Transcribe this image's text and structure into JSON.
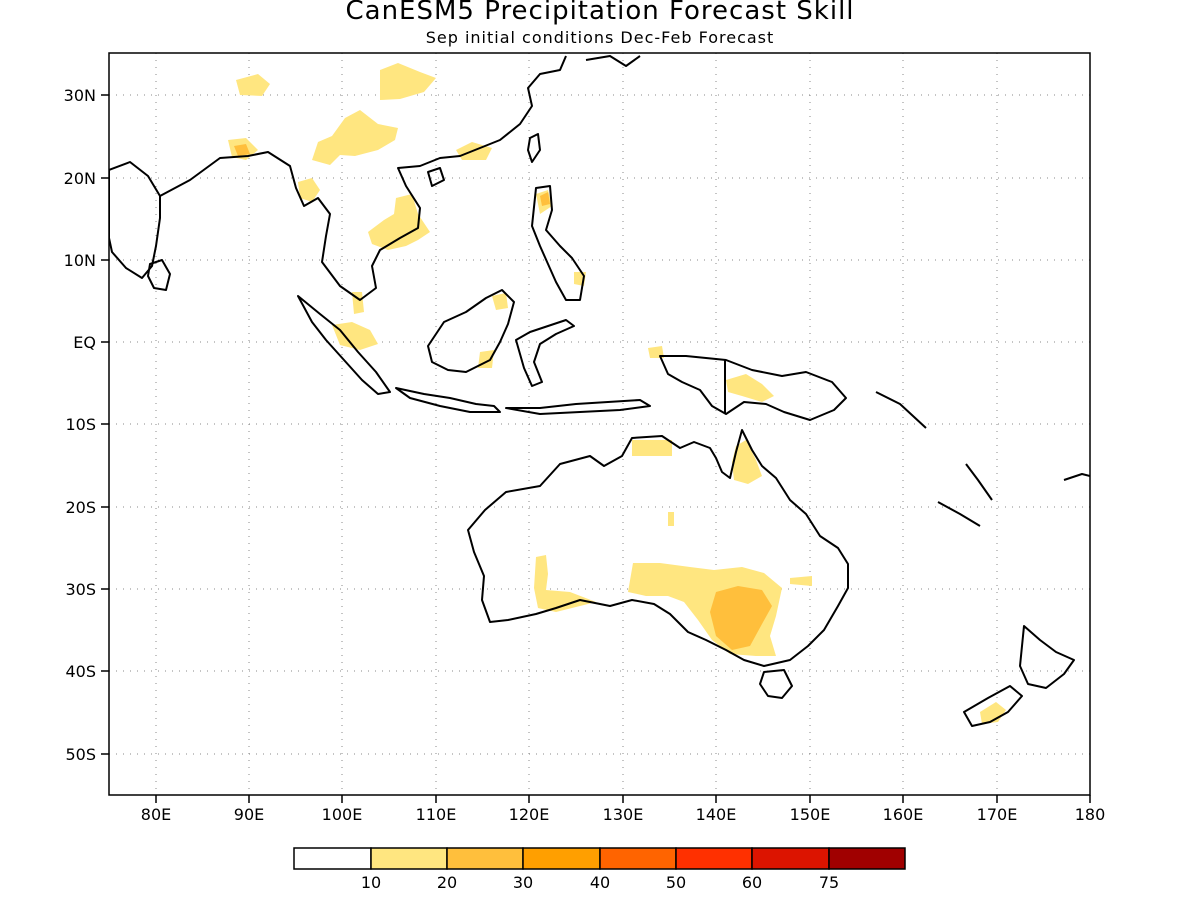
{
  "title": "CanESM5 Precipitation Forecast Skill",
  "subtitle": "Sep initial conditions  Dec-Feb Forecast",
  "colors": {
    "c0": "#ffffff",
    "c10": "#ffe680",
    "c20": "#ffbf3c",
    "c30": "#ff9f00",
    "c40": "#ff6400",
    "c50": "#ff3000",
    "c60": "#dc1400",
    "c75": "#a00000"
  },
  "map": {
    "lon_range": [
      75,
      180
    ],
    "lat_range": [
      -55,
      35
    ],
    "lat_ticks": [
      "30N",
      "20N",
      "10N",
      "EQ",
      "10S",
      "20S",
      "30S",
      "40S",
      "50S"
    ],
    "lon_ticks": [
      "80E",
      "90E",
      "100E",
      "110E",
      "120E",
      "130E",
      "140E",
      "150E",
      "160E",
      "170E",
      "180"
    ],
    "grid": "dotted"
  },
  "colorbar": {
    "labels": [
      "10",
      "20",
      "30",
      "40",
      "50",
      "60",
      "75"
    ]
  }
}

┄┄┄┄┄┄

Above are the records; reproduce them exactly and leave out the pictures.

Transcribe this image's text and structure into JSON.
{
  "title": "CanESM5 Precipitation Forecast Skill",
  "subtitle": "Sep initial conditions  Dec-Feb Forecast",
  "colors": {
    "c0": "#ffffff",
    "c10": "#ffe680",
    "c20": "#ffbf3c",
    "c30": "#ff9f00",
    "c40": "#ff6400",
    "c50": "#ff3000",
    "c60": "#dc1400",
    "c75": "#a00000"
  },
  "map": {
    "lon_range": [
      75,
      180
    ],
    "lat_range": [
      -55,
      35
    ],
    "lat_ticks": [
      "30N",
      "20N",
      "10N",
      "EQ",
      "10S",
      "20S",
      "30S",
      "40S",
      "50S"
    ],
    "lon_ticks": [
      "80E",
      "90E",
      "100E",
      "110E",
      "120E",
      "130E",
      "140E",
      "150E",
      "160E",
      "170E",
      "180"
    ],
    "grid": "dotted"
  },
  "colorbar": {
    "labels": [
      "10",
      "20",
      "30",
      "40",
      "50",
      "60",
      "75"
    ]
  }
}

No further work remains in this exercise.